*What the task requires*.
Filter the records below for the word "Леонова". Copy each line that holds it.

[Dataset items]
===
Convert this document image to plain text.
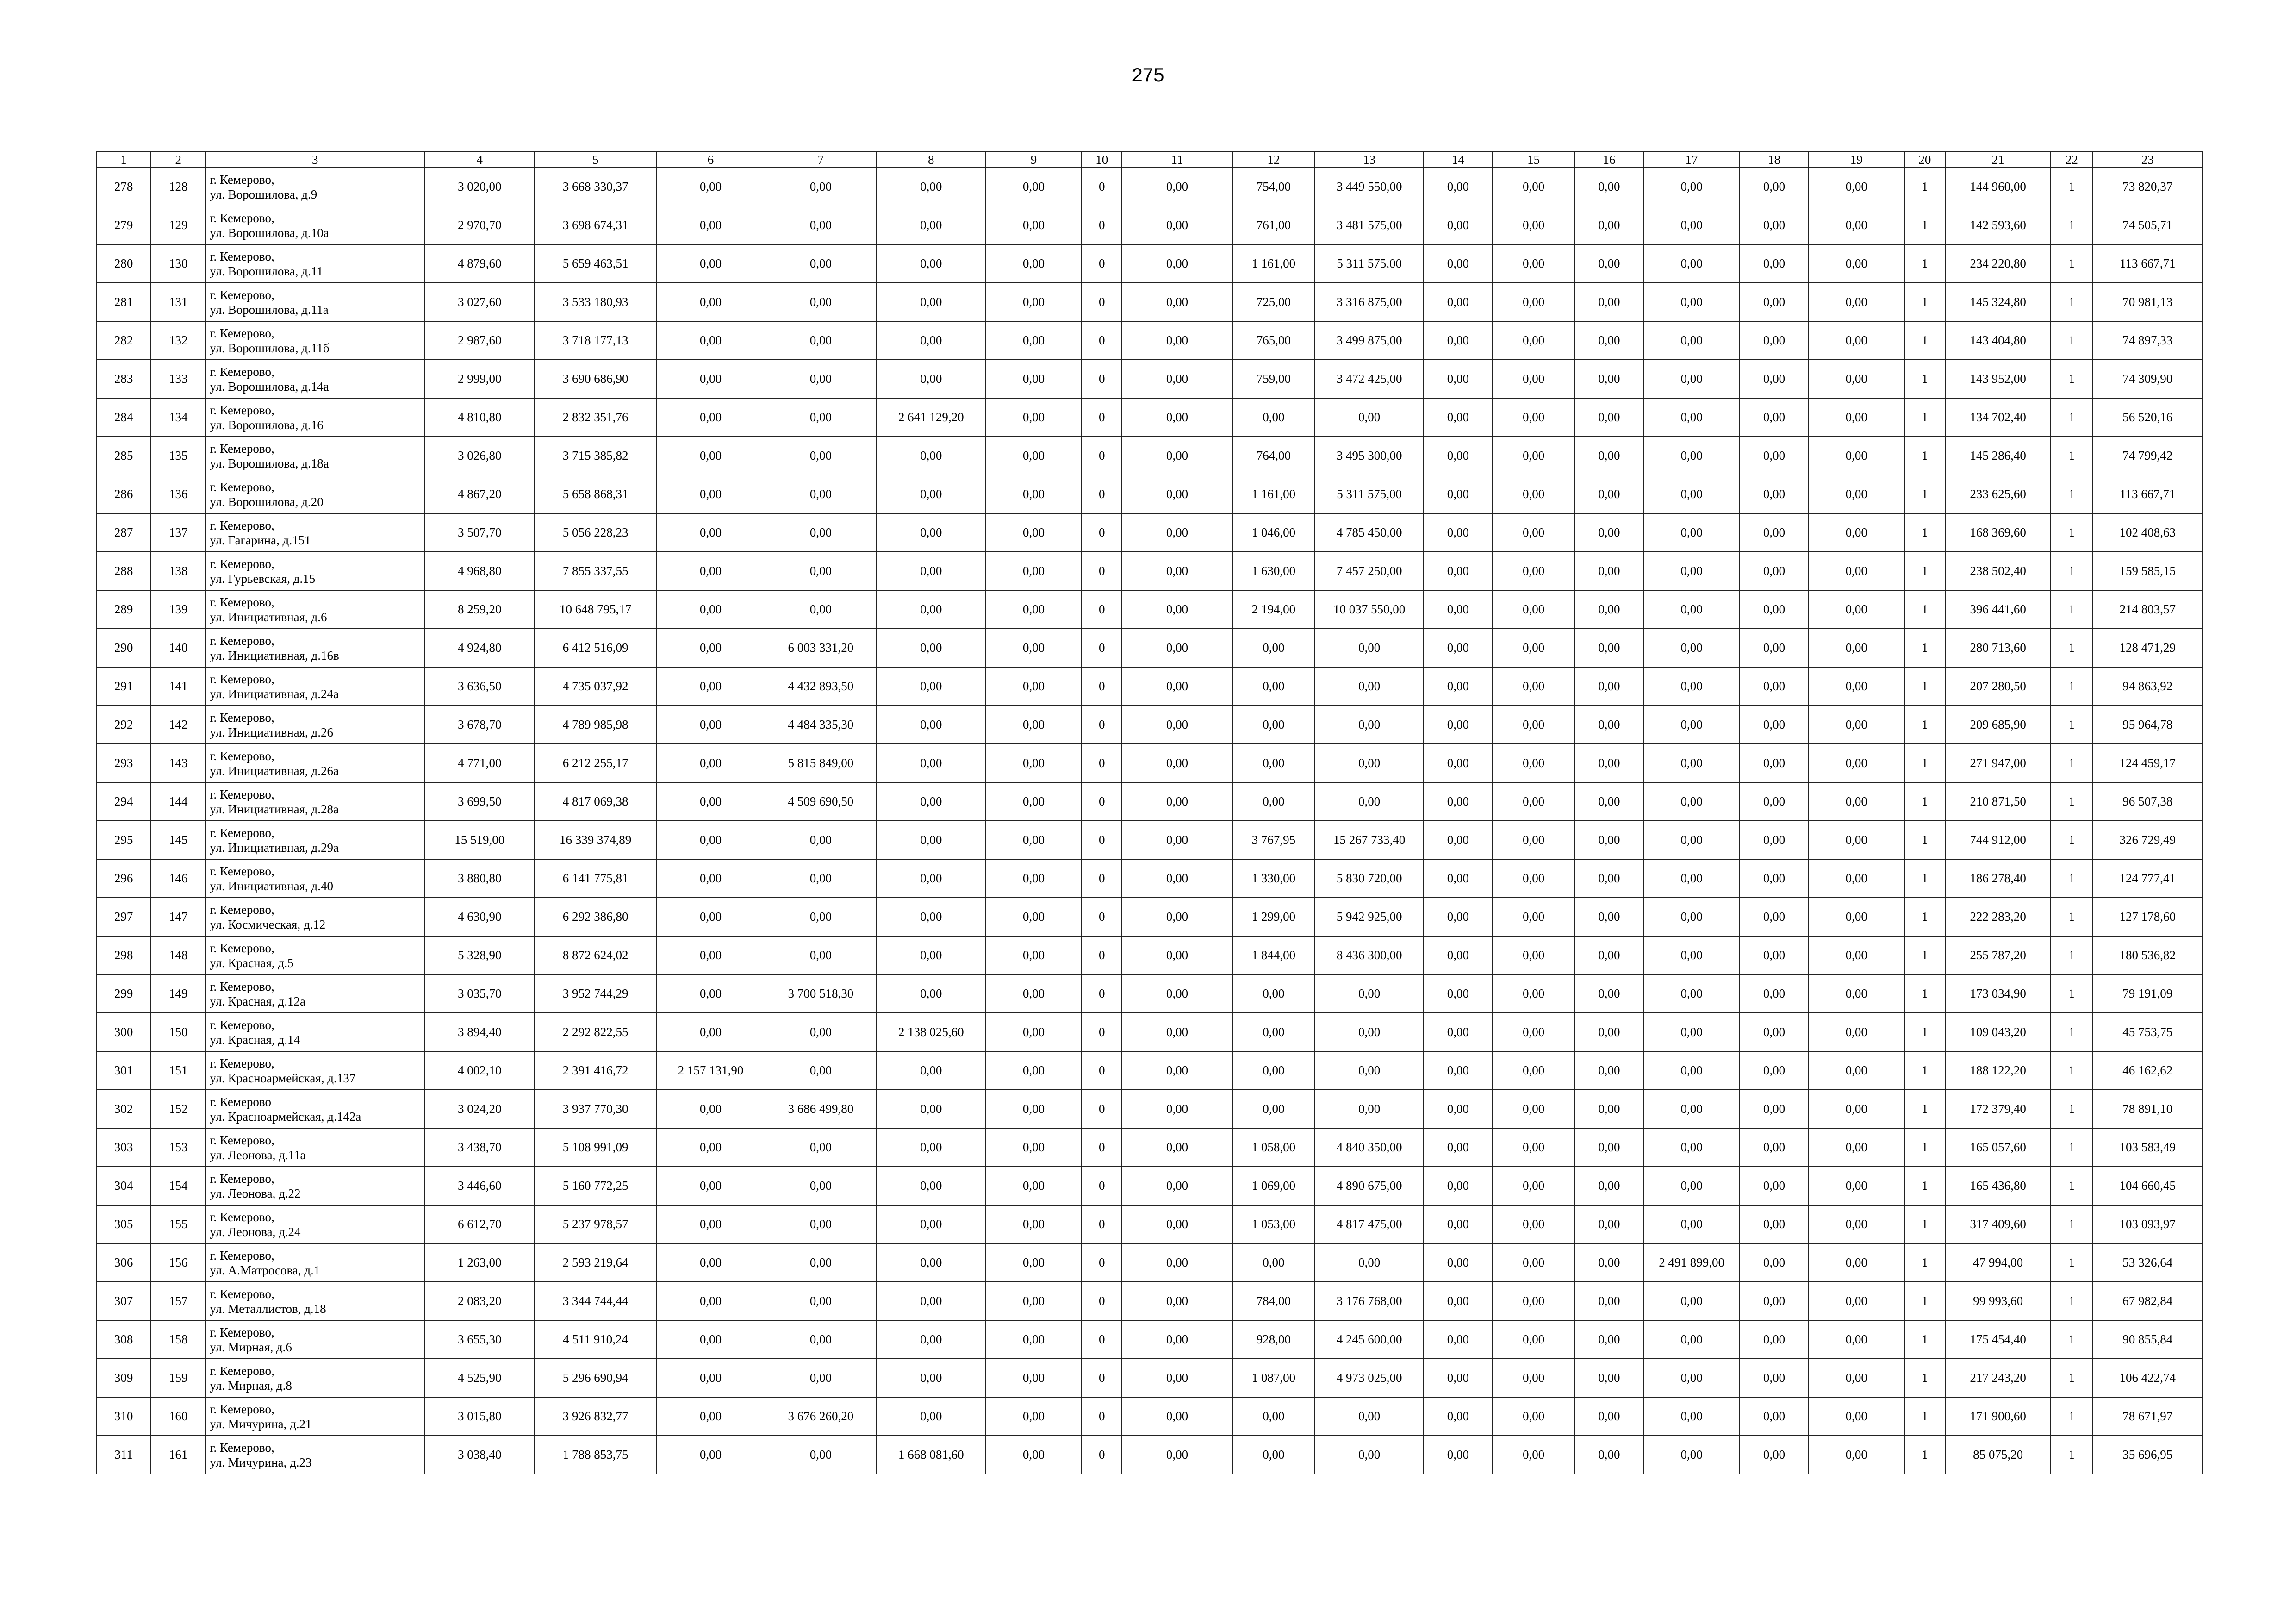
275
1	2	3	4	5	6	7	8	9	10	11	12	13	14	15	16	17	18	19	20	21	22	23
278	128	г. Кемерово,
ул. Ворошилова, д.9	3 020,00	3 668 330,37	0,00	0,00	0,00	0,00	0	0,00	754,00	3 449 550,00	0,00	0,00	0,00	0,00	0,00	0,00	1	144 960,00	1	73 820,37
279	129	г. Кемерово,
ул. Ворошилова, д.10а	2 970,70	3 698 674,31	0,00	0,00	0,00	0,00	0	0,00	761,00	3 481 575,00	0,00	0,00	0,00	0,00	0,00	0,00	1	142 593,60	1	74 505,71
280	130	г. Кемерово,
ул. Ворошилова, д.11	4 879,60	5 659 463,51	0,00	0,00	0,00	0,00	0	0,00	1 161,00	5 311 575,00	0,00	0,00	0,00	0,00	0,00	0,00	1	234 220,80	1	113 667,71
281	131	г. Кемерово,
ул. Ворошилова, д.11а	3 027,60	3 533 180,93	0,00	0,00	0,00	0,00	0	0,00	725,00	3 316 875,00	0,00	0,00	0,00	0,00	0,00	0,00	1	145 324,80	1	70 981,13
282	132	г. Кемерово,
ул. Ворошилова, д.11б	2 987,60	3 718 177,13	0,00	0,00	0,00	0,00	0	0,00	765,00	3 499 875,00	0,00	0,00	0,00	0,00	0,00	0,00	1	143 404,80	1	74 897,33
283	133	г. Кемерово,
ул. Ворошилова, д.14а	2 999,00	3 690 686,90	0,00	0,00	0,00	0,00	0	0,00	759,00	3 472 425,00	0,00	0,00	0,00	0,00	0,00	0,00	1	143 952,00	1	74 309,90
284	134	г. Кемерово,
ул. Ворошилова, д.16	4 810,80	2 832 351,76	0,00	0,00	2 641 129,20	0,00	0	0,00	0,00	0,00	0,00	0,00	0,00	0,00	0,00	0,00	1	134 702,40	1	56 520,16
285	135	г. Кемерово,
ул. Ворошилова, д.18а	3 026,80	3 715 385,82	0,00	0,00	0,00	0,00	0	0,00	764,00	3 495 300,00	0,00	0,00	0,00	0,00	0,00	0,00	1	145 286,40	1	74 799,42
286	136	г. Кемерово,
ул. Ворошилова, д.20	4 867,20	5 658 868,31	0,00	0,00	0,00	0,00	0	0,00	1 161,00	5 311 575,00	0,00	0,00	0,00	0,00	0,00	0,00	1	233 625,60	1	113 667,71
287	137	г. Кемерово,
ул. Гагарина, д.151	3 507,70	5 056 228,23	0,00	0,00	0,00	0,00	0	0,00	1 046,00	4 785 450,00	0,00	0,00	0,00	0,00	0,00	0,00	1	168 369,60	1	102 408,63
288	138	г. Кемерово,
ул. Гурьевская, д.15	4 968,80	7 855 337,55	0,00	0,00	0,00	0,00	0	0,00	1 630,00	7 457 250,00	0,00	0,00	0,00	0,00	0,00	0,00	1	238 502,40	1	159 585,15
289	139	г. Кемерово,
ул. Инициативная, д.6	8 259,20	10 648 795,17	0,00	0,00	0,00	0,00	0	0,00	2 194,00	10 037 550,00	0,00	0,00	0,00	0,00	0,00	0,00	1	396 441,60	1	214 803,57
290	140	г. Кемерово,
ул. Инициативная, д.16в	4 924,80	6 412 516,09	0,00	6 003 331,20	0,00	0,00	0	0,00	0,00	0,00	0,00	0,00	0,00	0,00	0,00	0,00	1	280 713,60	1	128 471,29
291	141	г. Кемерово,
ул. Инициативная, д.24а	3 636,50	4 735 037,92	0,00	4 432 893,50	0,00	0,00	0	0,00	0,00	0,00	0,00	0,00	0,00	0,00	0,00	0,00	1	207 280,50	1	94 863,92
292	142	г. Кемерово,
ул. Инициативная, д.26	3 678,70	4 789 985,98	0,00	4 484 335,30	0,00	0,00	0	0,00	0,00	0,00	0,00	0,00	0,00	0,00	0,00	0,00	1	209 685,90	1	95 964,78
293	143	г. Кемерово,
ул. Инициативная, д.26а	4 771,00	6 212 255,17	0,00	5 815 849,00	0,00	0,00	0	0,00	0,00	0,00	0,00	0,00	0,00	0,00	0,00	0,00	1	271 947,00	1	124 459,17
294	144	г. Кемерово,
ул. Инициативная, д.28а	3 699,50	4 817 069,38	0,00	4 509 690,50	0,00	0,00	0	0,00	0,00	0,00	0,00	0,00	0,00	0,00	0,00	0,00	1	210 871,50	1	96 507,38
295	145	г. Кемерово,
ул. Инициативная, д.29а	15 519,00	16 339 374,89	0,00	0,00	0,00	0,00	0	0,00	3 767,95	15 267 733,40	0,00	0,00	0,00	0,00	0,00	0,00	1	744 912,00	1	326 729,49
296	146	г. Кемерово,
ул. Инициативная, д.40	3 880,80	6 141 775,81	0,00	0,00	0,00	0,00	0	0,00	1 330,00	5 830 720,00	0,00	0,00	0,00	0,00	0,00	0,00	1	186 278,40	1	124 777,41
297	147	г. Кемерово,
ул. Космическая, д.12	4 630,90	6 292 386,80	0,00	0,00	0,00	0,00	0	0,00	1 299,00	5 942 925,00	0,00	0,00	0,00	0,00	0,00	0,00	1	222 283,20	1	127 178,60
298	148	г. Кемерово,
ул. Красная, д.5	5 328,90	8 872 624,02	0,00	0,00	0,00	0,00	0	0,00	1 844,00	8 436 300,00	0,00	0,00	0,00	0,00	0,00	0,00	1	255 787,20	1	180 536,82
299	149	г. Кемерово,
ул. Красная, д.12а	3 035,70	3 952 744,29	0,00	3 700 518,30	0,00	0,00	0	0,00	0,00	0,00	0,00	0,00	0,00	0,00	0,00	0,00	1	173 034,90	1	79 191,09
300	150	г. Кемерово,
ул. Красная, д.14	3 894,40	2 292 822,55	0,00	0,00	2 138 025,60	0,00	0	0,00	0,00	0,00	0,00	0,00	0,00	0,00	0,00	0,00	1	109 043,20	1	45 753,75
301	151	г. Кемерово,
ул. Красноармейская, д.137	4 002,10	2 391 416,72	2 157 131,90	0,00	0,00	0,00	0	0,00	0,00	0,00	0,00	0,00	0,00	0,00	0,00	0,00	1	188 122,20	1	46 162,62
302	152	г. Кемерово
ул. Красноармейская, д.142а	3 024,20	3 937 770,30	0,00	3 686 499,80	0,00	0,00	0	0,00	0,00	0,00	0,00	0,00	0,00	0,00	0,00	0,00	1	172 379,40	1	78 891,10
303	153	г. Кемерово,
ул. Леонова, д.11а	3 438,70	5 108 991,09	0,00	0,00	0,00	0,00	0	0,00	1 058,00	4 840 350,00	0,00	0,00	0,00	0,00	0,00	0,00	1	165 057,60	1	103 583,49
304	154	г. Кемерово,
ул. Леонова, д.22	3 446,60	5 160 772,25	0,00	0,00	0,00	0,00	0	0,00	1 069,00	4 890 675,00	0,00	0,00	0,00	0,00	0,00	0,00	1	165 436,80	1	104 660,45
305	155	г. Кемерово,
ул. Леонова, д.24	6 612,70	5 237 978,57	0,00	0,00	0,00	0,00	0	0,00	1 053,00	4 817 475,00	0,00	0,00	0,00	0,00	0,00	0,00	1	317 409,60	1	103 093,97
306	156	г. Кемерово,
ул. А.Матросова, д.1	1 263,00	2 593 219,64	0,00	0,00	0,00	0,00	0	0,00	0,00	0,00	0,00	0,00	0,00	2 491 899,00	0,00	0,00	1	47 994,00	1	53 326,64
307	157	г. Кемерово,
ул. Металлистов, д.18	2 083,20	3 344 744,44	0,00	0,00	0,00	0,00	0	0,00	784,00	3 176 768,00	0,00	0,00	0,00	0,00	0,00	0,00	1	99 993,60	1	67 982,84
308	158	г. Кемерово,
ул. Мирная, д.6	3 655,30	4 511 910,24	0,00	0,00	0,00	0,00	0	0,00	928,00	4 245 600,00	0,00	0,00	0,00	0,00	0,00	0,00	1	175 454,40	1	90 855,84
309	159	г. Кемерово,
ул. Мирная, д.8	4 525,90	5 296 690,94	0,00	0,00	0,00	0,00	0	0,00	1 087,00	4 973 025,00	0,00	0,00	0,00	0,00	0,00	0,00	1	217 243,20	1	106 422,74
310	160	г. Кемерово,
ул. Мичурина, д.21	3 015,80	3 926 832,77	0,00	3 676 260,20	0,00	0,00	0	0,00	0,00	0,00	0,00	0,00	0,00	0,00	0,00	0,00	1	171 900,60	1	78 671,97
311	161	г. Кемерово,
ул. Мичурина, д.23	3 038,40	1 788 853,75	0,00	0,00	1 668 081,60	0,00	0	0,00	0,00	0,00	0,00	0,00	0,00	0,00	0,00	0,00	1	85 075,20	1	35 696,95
===
*Solution for this task*.
ул. Леонова, д.11а	3 438,70	5 108 991,09	0,00	0,00	0,00	0,00	0	0,00	1 058,00	4 840 350,00	0,00	0,00	0,00	0,00	0,00	0,00	1	165 057,60	1	103 583,49
ул. Леонова, д.22	3 446,60	5 160 772,25	0,00	0,00	0,00	0,00	0	0,00	1 069,00	4 890 675,00	0,00	0,00	0,00	0,00	0,00	0,00	1	165 436,80	1	104 660,45
ул. Леонова, д.24	6 612,70	5 237 978,57	0,00	0,00	0,00	0,00	0	0,00	1 053,00	4 817 475,00	0,00	0,00	0,00	0,00	0,00	0,00	1	317 409,60	1	103 093,97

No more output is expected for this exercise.